If you noticed that this is the issue you can eg. try to play with the .debounce() or .throttle() mechanism which will prevent the state from updating too often in a short time interval and ultimately reduce amount of the view reloads (and equality checks in state) that are binded with ’WithViewStore’. An example use of the debounce mechanism based on the reducer from previous example could look like this:
public static let reducer = Reducer<State, Action, Environment> {
state, action, environment in
switch action {
case let .updateState(viewData):
return environment.performCalculations(with: viewData)
.subscribe(on: environment.backgroundQueue)
// debounce updates for 1 second and then dispatch back to the mainQueue.
.debounce(for: .seconds(1), scheduler: environment.mainQueue)
.eraseToEffect()
.map { update in Action.finishUpdate(with: update) }
// ...
return .none
case let .finishUpdate(with: stateUpdate):
state.calculatedData = stateUpdate.calculatedData
state.transformedData = stateUpdate.transformedData
state.timestamp = Date()
// ...
}
}
5. drawingGroup() to the rescue.
If you still encounter the app lag/freeze even though you are sure that nothing from your code blocks the main thread, debugging tools show you that the majority of the main thread overload comes from the SwiftUI Views reload, then it seems like you reached the limits of its drawing capabilities. Of course there could be multiple other problems that are not described in this article - every single case is different. However if you feel that you optimized everything, there is one more thing that might help and it is also worth playing with - the drawingGroup() modifier.
struct LineView: View {
public var body: some View {
let linearGradient = LinearGradient.customLinearGradient()
return ZStack {
LinePath(path: path)
.stroke(style: StrokeStyle(lineWidth: width, lineCap: .butt, lineJoin: .round))
.fill(linearGradient)
// … other views below
}
}
}
In the example above we displayed a custom View called LinePath which conforms to SwiftUI Shape. We added there stroke and the LinearGradient in order to add some colors to it. Unfortunately the LinearGradient uses quite a large amount of colors and also the Shape that we create is not trivial. Every time this view appears on the screen - the app freezes for a while. At the first glance there was nothing that we could improve in this case. It turned out that it was enough to add a drawingGroup() modifier. This simple line of code makes the composition of the view being created off screen as a bitmap using Metal rendering. When the bitmap is created - then it is presented on screen. Simple and easy.

DATASET ENTRIES.

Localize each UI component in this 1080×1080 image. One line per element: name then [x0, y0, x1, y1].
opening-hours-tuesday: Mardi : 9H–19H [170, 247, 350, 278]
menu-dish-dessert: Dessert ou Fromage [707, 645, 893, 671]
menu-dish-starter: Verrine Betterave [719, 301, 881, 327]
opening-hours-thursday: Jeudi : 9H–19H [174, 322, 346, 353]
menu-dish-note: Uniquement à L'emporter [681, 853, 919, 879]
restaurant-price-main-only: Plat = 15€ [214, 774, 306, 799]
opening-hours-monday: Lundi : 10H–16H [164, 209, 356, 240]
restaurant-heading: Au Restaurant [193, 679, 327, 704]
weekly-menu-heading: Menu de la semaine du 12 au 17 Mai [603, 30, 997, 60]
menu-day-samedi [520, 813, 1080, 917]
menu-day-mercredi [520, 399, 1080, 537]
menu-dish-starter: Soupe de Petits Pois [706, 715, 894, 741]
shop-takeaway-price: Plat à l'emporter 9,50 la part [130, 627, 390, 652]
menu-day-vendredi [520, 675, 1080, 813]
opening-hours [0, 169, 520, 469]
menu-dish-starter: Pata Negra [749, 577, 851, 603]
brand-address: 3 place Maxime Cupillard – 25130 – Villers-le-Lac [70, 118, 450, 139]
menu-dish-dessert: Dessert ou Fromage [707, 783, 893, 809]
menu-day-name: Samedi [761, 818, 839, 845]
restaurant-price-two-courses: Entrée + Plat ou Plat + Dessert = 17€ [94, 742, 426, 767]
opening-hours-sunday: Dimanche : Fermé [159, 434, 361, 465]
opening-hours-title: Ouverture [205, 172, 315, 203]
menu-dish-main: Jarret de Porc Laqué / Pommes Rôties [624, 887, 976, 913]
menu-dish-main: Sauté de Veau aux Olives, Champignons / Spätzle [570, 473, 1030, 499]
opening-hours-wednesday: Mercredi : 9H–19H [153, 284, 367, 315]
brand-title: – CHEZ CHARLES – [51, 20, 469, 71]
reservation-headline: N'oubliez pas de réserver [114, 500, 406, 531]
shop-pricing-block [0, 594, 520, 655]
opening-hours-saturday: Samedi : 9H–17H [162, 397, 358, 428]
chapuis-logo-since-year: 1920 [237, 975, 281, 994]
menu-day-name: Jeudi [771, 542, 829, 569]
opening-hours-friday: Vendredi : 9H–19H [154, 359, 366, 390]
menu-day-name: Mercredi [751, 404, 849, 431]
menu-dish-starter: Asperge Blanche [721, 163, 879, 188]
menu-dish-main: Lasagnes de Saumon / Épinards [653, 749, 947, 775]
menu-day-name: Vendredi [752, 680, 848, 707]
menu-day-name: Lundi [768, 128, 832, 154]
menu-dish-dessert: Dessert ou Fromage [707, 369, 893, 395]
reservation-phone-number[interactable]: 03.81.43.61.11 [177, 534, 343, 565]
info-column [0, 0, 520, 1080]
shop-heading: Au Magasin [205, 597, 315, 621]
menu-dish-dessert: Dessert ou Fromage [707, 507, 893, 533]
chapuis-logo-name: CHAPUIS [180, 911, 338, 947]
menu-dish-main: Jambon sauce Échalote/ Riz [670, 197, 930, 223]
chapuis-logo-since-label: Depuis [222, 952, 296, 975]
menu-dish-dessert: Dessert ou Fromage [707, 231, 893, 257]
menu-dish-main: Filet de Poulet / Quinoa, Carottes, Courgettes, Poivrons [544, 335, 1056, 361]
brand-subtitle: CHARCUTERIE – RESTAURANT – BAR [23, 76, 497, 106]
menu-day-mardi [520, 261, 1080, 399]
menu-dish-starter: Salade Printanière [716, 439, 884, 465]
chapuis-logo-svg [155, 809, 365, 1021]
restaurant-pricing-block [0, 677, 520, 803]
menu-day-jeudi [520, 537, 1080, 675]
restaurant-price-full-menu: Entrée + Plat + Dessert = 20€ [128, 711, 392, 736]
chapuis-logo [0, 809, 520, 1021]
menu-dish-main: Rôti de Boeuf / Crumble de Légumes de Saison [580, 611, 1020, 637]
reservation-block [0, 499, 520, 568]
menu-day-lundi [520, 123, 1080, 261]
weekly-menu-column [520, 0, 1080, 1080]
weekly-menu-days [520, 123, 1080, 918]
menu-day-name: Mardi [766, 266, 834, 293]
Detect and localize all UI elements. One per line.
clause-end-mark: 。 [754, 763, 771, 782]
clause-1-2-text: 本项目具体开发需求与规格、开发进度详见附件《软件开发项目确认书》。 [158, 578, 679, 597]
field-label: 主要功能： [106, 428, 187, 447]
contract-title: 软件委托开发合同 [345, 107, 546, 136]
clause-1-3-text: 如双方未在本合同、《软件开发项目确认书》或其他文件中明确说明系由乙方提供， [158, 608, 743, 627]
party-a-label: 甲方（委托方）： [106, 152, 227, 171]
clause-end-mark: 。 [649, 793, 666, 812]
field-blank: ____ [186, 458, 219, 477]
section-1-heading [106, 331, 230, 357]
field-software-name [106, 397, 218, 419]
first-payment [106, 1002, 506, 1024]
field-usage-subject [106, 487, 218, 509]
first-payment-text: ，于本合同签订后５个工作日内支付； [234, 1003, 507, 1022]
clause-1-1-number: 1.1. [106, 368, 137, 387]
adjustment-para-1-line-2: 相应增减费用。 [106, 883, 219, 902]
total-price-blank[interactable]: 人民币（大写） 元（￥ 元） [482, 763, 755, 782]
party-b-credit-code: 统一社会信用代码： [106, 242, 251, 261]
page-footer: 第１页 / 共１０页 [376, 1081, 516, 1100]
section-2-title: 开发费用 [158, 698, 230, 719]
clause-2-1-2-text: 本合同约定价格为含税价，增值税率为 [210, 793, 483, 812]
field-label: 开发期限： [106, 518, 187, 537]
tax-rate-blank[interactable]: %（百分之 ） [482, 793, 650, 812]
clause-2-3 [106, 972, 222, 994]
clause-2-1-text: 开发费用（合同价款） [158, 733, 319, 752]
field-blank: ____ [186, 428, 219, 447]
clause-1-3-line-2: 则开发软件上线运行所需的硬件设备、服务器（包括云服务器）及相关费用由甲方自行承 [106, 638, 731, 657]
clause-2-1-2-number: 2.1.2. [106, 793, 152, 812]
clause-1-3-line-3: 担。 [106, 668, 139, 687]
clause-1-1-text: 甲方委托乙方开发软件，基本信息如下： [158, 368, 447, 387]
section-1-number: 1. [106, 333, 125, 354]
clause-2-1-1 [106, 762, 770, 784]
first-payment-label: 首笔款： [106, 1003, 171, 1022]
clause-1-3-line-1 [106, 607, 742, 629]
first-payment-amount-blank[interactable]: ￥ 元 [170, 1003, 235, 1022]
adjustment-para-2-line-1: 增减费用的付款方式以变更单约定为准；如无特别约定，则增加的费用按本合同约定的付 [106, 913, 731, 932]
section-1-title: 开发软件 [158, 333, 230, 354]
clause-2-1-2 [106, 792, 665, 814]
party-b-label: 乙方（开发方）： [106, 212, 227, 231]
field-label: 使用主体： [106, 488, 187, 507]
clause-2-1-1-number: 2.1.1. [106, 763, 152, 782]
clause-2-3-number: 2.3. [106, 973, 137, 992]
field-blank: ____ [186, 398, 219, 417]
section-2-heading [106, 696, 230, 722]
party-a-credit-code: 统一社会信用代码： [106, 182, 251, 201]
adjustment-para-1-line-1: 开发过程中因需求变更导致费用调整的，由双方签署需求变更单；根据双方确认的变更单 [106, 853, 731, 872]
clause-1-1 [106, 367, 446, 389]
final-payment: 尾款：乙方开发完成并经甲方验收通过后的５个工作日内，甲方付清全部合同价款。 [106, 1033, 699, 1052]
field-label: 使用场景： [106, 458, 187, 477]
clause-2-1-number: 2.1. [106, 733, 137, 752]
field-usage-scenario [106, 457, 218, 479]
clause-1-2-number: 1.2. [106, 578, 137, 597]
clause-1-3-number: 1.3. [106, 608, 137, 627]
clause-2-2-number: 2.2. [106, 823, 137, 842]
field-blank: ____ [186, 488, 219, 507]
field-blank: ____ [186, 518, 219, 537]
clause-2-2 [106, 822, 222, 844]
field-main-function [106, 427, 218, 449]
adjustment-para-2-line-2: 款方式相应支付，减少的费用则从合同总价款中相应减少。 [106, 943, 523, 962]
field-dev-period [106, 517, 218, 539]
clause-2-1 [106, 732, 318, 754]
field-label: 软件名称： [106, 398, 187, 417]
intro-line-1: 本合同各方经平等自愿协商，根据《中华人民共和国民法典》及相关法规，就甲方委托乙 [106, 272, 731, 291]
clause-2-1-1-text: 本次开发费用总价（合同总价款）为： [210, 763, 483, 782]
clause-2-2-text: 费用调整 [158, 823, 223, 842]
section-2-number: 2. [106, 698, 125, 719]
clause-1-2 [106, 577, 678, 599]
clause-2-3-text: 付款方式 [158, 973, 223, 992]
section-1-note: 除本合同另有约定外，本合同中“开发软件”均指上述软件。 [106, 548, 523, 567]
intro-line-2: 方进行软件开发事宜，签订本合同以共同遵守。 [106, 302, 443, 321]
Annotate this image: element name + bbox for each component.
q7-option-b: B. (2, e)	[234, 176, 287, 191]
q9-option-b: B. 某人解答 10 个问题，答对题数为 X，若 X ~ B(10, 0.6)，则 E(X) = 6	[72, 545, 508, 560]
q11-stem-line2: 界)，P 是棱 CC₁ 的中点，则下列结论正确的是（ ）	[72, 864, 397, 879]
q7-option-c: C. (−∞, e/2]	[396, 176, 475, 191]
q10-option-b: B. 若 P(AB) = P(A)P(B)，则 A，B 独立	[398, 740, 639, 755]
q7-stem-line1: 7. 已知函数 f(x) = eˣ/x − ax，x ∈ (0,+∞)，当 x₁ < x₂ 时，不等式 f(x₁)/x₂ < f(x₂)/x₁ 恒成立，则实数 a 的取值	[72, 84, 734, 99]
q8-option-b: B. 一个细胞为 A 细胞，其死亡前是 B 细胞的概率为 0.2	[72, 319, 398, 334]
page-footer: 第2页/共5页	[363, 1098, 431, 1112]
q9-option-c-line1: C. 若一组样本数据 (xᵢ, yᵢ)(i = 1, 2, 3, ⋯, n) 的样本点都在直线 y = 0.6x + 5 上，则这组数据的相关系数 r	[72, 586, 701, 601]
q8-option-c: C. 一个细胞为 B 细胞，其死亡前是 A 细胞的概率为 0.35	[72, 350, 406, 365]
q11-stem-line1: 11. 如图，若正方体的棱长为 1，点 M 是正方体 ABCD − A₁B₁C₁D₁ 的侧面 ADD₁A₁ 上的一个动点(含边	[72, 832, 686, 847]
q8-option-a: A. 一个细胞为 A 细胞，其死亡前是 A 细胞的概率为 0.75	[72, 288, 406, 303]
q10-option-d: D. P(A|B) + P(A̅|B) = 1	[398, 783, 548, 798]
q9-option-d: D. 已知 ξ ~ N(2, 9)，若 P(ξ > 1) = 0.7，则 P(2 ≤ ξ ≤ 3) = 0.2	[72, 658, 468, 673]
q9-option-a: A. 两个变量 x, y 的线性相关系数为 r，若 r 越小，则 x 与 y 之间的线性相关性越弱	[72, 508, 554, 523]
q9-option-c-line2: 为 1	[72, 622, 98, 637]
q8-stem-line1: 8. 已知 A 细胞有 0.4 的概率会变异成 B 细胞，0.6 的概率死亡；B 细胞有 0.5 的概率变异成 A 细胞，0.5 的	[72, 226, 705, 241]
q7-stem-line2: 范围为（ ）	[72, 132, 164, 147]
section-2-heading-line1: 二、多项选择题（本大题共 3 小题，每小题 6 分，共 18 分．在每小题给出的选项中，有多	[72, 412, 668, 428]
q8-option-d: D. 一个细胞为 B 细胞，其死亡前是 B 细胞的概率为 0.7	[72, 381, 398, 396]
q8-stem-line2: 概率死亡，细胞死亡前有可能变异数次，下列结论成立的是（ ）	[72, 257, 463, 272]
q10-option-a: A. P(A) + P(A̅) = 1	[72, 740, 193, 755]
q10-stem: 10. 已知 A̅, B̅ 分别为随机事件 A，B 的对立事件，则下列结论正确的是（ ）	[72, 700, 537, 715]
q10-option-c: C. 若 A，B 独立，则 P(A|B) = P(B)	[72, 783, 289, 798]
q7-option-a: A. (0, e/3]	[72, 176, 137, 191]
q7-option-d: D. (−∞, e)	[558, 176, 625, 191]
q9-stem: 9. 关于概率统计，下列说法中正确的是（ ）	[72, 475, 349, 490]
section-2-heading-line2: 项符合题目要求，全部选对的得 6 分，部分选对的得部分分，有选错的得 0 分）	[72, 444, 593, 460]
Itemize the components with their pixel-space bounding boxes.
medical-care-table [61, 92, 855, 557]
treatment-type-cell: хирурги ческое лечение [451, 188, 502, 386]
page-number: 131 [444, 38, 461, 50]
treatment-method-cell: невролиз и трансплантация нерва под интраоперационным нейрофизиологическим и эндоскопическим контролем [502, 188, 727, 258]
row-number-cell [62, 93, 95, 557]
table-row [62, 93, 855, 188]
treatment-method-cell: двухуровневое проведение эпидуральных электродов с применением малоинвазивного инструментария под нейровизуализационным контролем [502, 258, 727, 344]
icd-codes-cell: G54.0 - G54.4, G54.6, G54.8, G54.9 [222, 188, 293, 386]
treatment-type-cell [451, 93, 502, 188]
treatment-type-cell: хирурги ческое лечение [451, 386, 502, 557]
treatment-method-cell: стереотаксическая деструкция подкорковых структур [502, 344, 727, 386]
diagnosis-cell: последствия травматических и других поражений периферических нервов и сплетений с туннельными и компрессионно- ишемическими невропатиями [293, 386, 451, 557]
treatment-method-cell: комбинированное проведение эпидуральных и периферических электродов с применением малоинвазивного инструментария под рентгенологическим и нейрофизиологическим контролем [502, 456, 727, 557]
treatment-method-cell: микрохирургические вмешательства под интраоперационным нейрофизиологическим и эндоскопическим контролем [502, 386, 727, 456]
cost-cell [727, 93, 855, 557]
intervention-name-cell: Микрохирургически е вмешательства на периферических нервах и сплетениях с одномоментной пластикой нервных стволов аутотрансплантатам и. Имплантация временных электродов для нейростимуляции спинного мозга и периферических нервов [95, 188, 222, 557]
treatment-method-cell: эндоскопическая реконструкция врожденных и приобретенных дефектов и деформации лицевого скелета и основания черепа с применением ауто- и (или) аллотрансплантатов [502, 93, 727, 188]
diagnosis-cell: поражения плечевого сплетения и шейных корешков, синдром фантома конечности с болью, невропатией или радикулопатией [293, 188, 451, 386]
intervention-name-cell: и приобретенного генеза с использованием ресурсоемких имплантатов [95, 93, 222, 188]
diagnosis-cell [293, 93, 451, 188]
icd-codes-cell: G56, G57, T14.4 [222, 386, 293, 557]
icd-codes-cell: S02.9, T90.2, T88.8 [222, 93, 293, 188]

AIM OF THE TASK. Pick up the SwiftUI performance article right after "Simple and easy." and write the next part.

RESULT OF THIS EXERCISE.
return ZStack {
LinePath(path: path)
.stroke(style: StrokeStyle(lineWidth: width, lineCap: .butt, lineJoin: .round))
.fill(linearGradient)
....
}
// Add drawing group to get some performance boost :)
.drawingGroup()
Of course it won’t work with every single view you create. If the .drawingGroup() function doesn’t handle the creation of the view - instead you will see the warning placeholder on screen with some logs in the Xcode console - so you have to check on your own at what level of the View structure you can use it.
Outro
Please keep in mind that the performance drop is a very complex topic and your problems may be not even related to the presented points. This article has been created based on the issues that we’ve encountered and learned upon during the development process.
It is always important to rely on the Xcode debugging tools like Instruments which is providing quite often a clear picture of what’s going on under the hood. I also strongly recommend to perform stress tests for the complex views which for example are displaying multiple elements based on the amount of data that the user has. Especially if the number of the data is growing throughout the app usage. Sometimes at the first glance everything seems working fine, but when you enhance the view by adding more and more complexity, then the listed problems might grow to an unexpected level which is really hard to debug and improve.